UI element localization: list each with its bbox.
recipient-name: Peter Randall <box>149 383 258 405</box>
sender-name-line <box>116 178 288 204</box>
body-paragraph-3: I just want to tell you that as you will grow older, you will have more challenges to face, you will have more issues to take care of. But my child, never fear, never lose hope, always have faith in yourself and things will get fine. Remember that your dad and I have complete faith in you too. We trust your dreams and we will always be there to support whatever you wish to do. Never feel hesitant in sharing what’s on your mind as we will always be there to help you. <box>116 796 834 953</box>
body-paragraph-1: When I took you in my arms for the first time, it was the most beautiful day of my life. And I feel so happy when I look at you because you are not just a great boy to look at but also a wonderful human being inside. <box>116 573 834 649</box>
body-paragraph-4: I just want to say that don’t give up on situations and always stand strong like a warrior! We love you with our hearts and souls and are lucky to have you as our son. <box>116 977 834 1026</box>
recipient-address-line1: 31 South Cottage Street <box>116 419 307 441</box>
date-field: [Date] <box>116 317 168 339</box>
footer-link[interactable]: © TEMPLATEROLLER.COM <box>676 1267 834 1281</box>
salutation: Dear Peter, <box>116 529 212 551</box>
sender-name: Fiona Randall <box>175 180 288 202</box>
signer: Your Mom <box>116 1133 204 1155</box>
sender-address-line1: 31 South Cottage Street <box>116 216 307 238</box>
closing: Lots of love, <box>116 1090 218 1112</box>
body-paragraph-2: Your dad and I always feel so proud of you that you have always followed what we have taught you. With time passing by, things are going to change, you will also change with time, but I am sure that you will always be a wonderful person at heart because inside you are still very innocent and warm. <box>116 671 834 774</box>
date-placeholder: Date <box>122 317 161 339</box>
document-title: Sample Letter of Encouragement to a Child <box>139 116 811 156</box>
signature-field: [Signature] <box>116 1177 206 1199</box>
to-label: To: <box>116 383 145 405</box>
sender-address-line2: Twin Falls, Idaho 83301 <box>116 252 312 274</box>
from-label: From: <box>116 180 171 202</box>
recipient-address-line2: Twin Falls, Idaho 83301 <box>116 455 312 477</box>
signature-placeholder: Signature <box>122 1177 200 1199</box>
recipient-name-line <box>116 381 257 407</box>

— Exercise goal —
Reproduce the material with "Lots of love" swapped for "With all my love" and every other line left as it is.

— Solved problem —
UI element localization: list each with its bbox.
recipient-name: Peter Randall <box>149 383 258 405</box>
sender-name-line <box>116 178 288 204</box>
body-paragraph-3: I just want to tell you that as you will grow older, you will have more challenges to face, you will have more issues to take care of. But my child, never fear, never lose hope, always have faith in yourself and things will get fine. Remember that your dad and I have complete faith in you too. We trust your dreams and we will always be there to support whatever you wish to do. Never feel hesitant in sharing what’s on your mind as we will always be there to help you. <box>116 796 834 953</box>
body-paragraph-1: When I took you in my arms for the first time, it was the most beautiful day of my life. And I feel so happy when I look at you because you are not just a great boy to look at but also a wonderful human being inside. <box>116 573 834 649</box>
body-paragraph-4: I just want to say that don’t give up on situations and always stand strong like a warrior! We love you with our hearts and souls and are lucky to have you as our son. <box>116 977 834 1026</box>
recipient-address-line1: 31 South Cottage Street <box>116 419 307 441</box>
date-field: [Date] <box>116 317 168 339</box>
footer-link[interactable]: © TEMPLATEROLLER.COM <box>676 1267 834 1281</box>
salutation: Dear Peter, <box>116 529 212 551</box>
sender-name: Fiona Randall <box>175 180 288 202</box>
signer: Your Mom <box>116 1133 204 1155</box>
sender-address-line1: 31 South Cottage Street <box>116 216 307 238</box>
closing: With all my love, <box>116 1090 218 1112</box>
body-paragraph-2: Your dad and I always feel so proud of you that you have always followed what we have taught you. With time passing by, things are going to change, you will also change with time, but I am sure that you will always be a wonderful person at heart because inside you are still very innocent and warm. <box>116 671 834 774</box>
date-placeholder: Date <box>122 317 161 339</box>
document-title: Sample Letter of Encouragement to a Child <box>139 116 811 156</box>
signature-field: [Signature] <box>116 1177 206 1199</box>
to-label: To: <box>116 383 145 405</box>
sender-address-line2: Twin Falls, Idaho 83301 <box>116 252 312 274</box>
from-label: From: <box>116 180 171 202</box>
recipient-address-line2: Twin Falls, Idaho 83301 <box>116 455 312 477</box>
signature-placeholder: Signature <box>122 1177 200 1199</box>
recipient-name-line <box>116 381 257 407</box>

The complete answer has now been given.